| Written request |
Copy nothing but the text: reproduce each line of the listing exactly and leave the pictures out.

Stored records

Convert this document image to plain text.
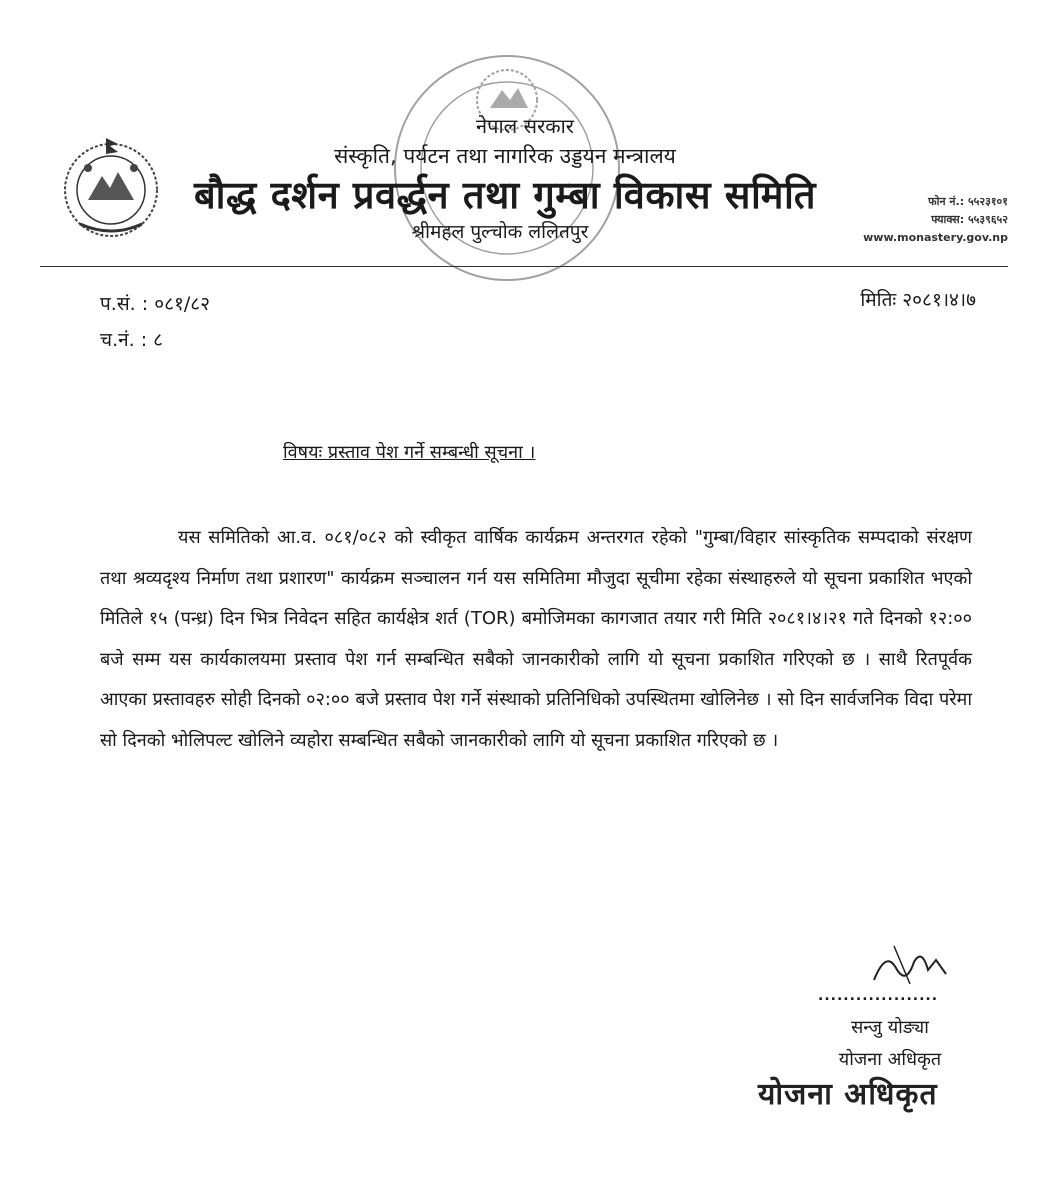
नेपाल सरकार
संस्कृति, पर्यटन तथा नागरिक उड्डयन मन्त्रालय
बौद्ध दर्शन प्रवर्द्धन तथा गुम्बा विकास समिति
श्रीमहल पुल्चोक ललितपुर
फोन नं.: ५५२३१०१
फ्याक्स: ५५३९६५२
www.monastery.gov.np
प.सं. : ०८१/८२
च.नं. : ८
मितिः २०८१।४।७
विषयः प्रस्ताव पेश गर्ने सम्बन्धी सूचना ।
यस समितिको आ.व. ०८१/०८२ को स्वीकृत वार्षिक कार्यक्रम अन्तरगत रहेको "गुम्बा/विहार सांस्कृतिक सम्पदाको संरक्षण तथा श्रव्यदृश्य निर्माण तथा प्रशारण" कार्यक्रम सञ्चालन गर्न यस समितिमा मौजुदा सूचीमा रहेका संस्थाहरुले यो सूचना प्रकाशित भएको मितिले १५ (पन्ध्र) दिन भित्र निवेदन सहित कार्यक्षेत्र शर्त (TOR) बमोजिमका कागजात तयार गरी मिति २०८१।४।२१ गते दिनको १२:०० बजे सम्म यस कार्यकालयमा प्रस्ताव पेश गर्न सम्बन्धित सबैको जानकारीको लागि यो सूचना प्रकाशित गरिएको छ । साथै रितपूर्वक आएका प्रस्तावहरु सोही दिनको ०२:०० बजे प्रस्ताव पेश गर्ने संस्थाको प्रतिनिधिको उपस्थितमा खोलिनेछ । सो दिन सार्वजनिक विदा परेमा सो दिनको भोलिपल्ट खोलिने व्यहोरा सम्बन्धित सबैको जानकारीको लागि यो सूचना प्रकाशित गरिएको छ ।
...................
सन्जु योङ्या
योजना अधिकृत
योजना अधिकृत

| Result |
Convert this document image to plain text.
नेपाल सरकार
संस्कृति, पर्यटन तथा नागरिक उड्डयन मन्त्रालय
बौद्ध दर्शन प्रवर्द्धन तथा गुम्बा विकास समिति
श्रीमहल पुल्चोक ललितपुर
फोन नं.: ५५२३१०१
फ्याक्स: ५५३९६५२
www.monastery.gov.np
प.सं. : ०८१/८२
च.नं. : ८
मितिः २०८१।४।७
विषयः प्रस्ताव पेश गर्ने सम्बन्धी सूचना ।
यस समितिको आ.व. ०८१/०८२ को स्वीकृत वार्षिक कार्यक्रम अन्तरगत रहेको "गुम्बा/विहार सांस्कृतिक सम्पदाको संरक्षण तथा श्रव्यदृश्य निर्माण तथा प्रशारण" कार्यक्रम सञ्चालन गर्न यस समितिमा मौजुदा सूचीमा रहेका संस्थाहरुले यो सूचना प्रकाशित भएको मितिले १५ (पन्ध्र) दिन भित्र निवेदन सहित कार्यक्षेत्र शर्त (TOR) बमोजिमका कागजात तयार गरी मिति २०८१।४।२१ गते दिनको १२:०० बजे सम्म यस कार्यकालयमा प्रस्ताव पेश गर्न सम्बन्धित सबैको जानकारीको लागि यो सूचना प्रकाशित गरिएको छ । साथै रितपूर्वक आएका प्रस्तावहरु सोही दिनको ०२:०० बजे प्रस्ताव पेश गर्ने संस्थाको प्रतिनिधिको उपस्थितमा खोलिनेछ । सो दिन सार्वजनिक विदा परेमा सो दिनको भोलिपल्ट खोलिने व्यहोरा सम्बन्धित सबैको जानकारीको लागि यो सूचना प्रकाशित गरिएको छ ।
...................
सन्जु योङ्या
योजना अधिकृत
योजना अधिकृत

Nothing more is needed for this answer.